Exercise instructions
Once the pictures are set aside, transcribe the remaining data exactly.

=====

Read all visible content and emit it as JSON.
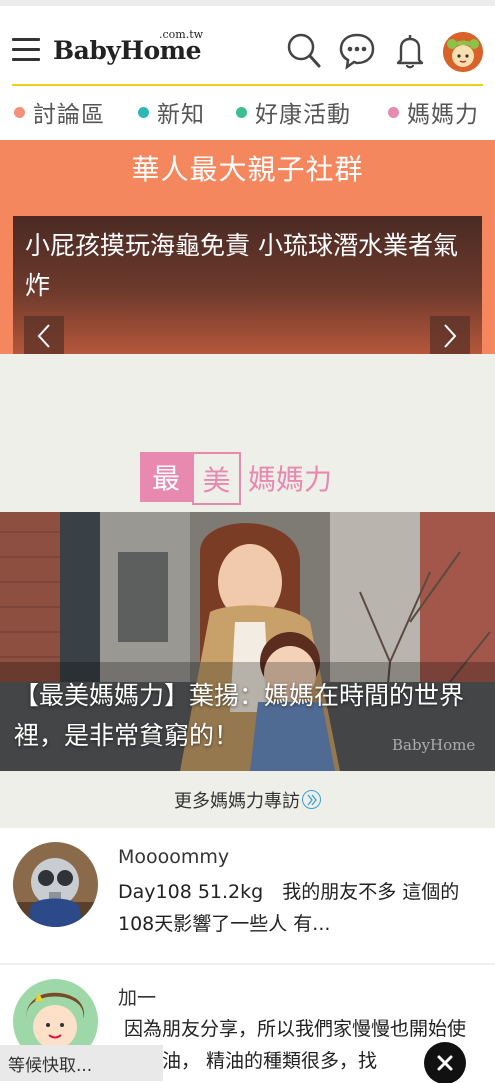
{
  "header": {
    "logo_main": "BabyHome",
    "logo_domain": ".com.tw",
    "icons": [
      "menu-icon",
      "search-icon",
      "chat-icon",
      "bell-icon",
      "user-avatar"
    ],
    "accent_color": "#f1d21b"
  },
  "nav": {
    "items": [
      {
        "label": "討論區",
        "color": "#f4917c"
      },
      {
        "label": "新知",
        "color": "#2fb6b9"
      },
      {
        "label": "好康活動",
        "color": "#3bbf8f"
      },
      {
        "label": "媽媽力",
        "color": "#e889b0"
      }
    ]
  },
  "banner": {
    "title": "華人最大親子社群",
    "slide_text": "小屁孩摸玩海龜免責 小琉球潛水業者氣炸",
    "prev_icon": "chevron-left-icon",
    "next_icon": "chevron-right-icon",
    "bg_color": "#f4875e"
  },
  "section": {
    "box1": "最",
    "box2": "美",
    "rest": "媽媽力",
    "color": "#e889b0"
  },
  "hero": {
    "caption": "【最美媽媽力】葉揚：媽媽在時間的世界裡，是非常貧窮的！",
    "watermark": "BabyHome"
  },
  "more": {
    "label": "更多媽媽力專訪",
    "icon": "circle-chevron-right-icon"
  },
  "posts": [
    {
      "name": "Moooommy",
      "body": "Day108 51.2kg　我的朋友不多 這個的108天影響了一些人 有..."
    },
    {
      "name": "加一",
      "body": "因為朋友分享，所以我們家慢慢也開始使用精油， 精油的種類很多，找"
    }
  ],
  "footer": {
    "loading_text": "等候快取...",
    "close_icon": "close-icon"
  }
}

=====

Reply
Read all visible content and emit it as JSON.
{
  "header": {
    "logo_main": "BabyHome",
    "logo_domain": ".com.tw",
    "icons": [
      "menu-icon",
      "search-icon",
      "chat-icon",
      "bell-icon",
      "user-avatar"
    ],
    "accent_color": "#f1d21b"
  },
  "nav": {
    "items": [
      {
        "label": "討論區",
        "color": "#f4917c"
      },
      {
        "label": "新知",
        "color": "#2fb6b9"
      },
      {
        "label": "好康活動",
        "color": "#3bbf8f"
      },
      {
        "label": "媽媽力",
        "color": "#e889b0"
      }
    ]
  },
  "banner": {
    "title": "華人最大親子社群",
    "slide_text": "小屁孩摸玩海龜免責 小琉球潛水業者氣炸",
    "prev_icon": "chevron-left-icon",
    "next_icon": "chevron-right-icon",
    "bg_color": "#f4875e"
  },
  "section": {
    "box1": "最",
    "box2": "美",
    "rest": "媽媽力",
    "color": "#e889b0"
  },
  "hero": {
    "caption": "【最美媽媽力】葉揚：媽媽在時間的世界裡，是非常貧窮的！",
    "watermark": "BabyHome"
  },
  "more": {
    "label": "更多媽媽力專訪",
    "icon": "circle-chevron-right-icon"
  },
  "posts": [
    {
      "name": "Moooommy",
      "body": "Day108 51.2kg　我的朋友不多 這個的108天影響了一些人 有..."
    },
    {
      "name": "加一",
      "body": "因為朋友分享，所以我們家慢慢也開始使用精油， 精油的種類很多，找"
    }
  ],
  "footer": {
    "loading_text": "等候快取...",
    "close_icon": "close-icon"
  }
}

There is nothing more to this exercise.